# Problem statement:
All of the entries need to be written out again, exactly as they are.

◆ ◆ ◆

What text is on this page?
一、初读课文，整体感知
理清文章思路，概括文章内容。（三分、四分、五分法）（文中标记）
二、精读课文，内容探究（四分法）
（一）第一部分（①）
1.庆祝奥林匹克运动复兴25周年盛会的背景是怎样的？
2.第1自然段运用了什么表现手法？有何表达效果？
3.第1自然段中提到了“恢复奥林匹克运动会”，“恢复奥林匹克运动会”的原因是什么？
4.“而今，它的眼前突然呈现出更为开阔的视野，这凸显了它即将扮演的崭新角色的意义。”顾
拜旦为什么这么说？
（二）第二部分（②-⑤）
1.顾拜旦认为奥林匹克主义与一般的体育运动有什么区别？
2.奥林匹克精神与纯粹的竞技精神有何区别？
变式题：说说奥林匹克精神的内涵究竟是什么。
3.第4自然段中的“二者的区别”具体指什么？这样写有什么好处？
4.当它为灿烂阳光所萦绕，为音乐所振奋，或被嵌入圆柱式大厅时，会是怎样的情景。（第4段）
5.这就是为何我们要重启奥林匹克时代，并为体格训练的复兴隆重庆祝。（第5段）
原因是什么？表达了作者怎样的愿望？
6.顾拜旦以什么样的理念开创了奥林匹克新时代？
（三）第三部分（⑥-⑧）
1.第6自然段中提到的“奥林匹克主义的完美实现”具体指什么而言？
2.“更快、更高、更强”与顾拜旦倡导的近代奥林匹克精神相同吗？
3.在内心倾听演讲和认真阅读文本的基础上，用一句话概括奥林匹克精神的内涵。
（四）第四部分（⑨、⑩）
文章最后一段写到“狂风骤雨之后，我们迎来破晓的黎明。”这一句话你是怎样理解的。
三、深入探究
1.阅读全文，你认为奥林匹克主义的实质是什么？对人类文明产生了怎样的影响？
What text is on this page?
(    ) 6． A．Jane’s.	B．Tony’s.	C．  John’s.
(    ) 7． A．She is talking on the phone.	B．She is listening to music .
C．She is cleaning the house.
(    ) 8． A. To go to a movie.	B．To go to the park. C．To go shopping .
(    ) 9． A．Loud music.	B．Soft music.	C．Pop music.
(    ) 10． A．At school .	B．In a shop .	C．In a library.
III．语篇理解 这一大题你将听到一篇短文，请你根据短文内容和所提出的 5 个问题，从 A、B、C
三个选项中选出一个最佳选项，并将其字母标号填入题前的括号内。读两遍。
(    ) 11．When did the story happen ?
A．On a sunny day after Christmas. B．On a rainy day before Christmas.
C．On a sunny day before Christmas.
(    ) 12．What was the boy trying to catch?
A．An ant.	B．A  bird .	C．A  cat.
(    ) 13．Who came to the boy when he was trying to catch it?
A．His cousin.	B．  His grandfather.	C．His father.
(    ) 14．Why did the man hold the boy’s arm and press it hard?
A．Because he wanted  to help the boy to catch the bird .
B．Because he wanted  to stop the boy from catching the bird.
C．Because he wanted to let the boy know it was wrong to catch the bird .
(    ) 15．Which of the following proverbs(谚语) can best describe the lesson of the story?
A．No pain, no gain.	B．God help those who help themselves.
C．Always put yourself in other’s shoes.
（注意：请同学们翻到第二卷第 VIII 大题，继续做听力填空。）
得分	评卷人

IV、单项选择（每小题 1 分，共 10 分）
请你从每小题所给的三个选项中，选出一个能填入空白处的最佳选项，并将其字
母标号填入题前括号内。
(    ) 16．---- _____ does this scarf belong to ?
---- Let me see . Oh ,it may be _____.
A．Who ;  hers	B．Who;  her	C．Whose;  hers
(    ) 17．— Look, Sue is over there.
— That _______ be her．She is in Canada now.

◆ ◆ ◆

# Solution to this task:
What text is on this page?
一、初读课文，整体感知
理清文章思路，概括文章内容。（三分、四分、五分法）（文中标记）
二、精读课文，内容探究（四分法）
（一）第一部分（①）
1.庆祝奥林匹克运动复兴25周年盛会的背景是怎样的？
2.第1自然段运用了什么表现手法？有何表达效果？
3.第1自然段中提到了“恢复奥林匹克运动会”，“恢复奥林匹克运动会”的原因是什么？
4.“而今，它的眼前突然呈现出更为开阔的视野，这凸显了它即将扮演的崭新角色的意义。”顾
拜旦为什么这么说？
（二）第二部分（②-⑤）
1.顾拜旦认为奥林匹克主义与一般的体育运动有什么区别？
2.奥林匹克精神与纯粹的竞技精神有何区别？
变式题：说说奥林匹克精神的内涵究竟是什么。
3.第4自然段中的“二者的区别”具体指什么？这样写有什么好处？
4.当它为灿烂阳光所萦绕，为音乐所振奋，或被嵌入圆柱式大厅时，会是怎样的情景。（第4段）
5.这就是为何我们要重启奥林匹克时代，并为体格训练的复兴隆重庆祝。（第5段）
原因是什么？表达了作者怎样的愿望？
6.顾拜旦以什么样的理念开创了奥林匹克新时代？
（三）第三部分（⑥-⑧）
1.第6自然段中提到的“奥林匹克主义的完美实现”具体指什么而言？
2.“更快、更高、更强”与顾拜旦倡导的近代奥林匹克精神相同吗？
3.在内心倾听演讲和认真阅读文本的基础上，用一句话概括奥林匹克精神的内涵。
（四）第四部分（⑨、⑩）
文章最后一段写到“狂风骤雨之后，我们迎来破晓的黎明。”这一句话你是怎样理解的。
三、深入探究
1.阅读全文，你认为奥林匹克主义的实质是什么？对人类文明产生了怎样的影响？
What text is on this page?
(    ) 6． A．Jane’s.	B．Tony’s.	C．  John’s.
(    ) 7． A．She is talking on the phone.	B．She is listening to music .
C．She is cleaning the house.
(    ) 8． A. To go to a movie.	B．To go to the park. C．To go shopping .
(    ) 9． A．Loud music.	B．Soft music.	C．Pop music.
(    ) 10． A．At school .	B．In a shop .	C．In a library.
III．语篇理解 这一大题你将听到一篇短文，请你根据短文内容和所提出的 5 个问题，从 A、B、C
三个选项中选出一个最佳选项，并将其字母标号填入题前的括号内。读两遍。
(    ) 11．When did the story happen ?
A．On a sunny day after Christmas. B．On a rainy day before Christmas.
C．On a sunny day before Christmas.
(    ) 12．What was the boy trying to catch?
A．An ant.	B．A  bird .	C．A  cat.
(    ) 13．Who came to the boy when he was trying to catch it?
A．His cousin.	B．  His grandfather.	C．His father.
(    ) 14．Why did the man hold the boy’s arm and press it hard?
A．Because he wanted  to help the boy to catch the bird .
B．Because he wanted  to stop the boy from catching the bird.
C．Because he wanted to let the boy know it was wrong to catch the bird .
(    ) 15．Which of the following proverbs(谚语) can best describe the lesson of the story?
A．No pain, no gain.	B．God help those who help themselves.
C．Always put yourself in other’s shoes.
（注意：请同学们翻到第二卷第 VIII 大题，继续做听力填空。）
得分	评卷人

IV、单项选择（每小题 1 分，共 10 分）
请你从每小题所给的三个选项中，选出一个能填入空白处的最佳选项，并将其字
母标号填入题前括号内。
(    ) 16．---- _____ does this scarf belong to ?
---- Let me see . Oh ,it may be _____.
A．Who ;  hers	B．Who;  her	C．Whose;  hers
(    ) 17．— Look, Sue is over there.
— That _______ be her．She is in Canada now.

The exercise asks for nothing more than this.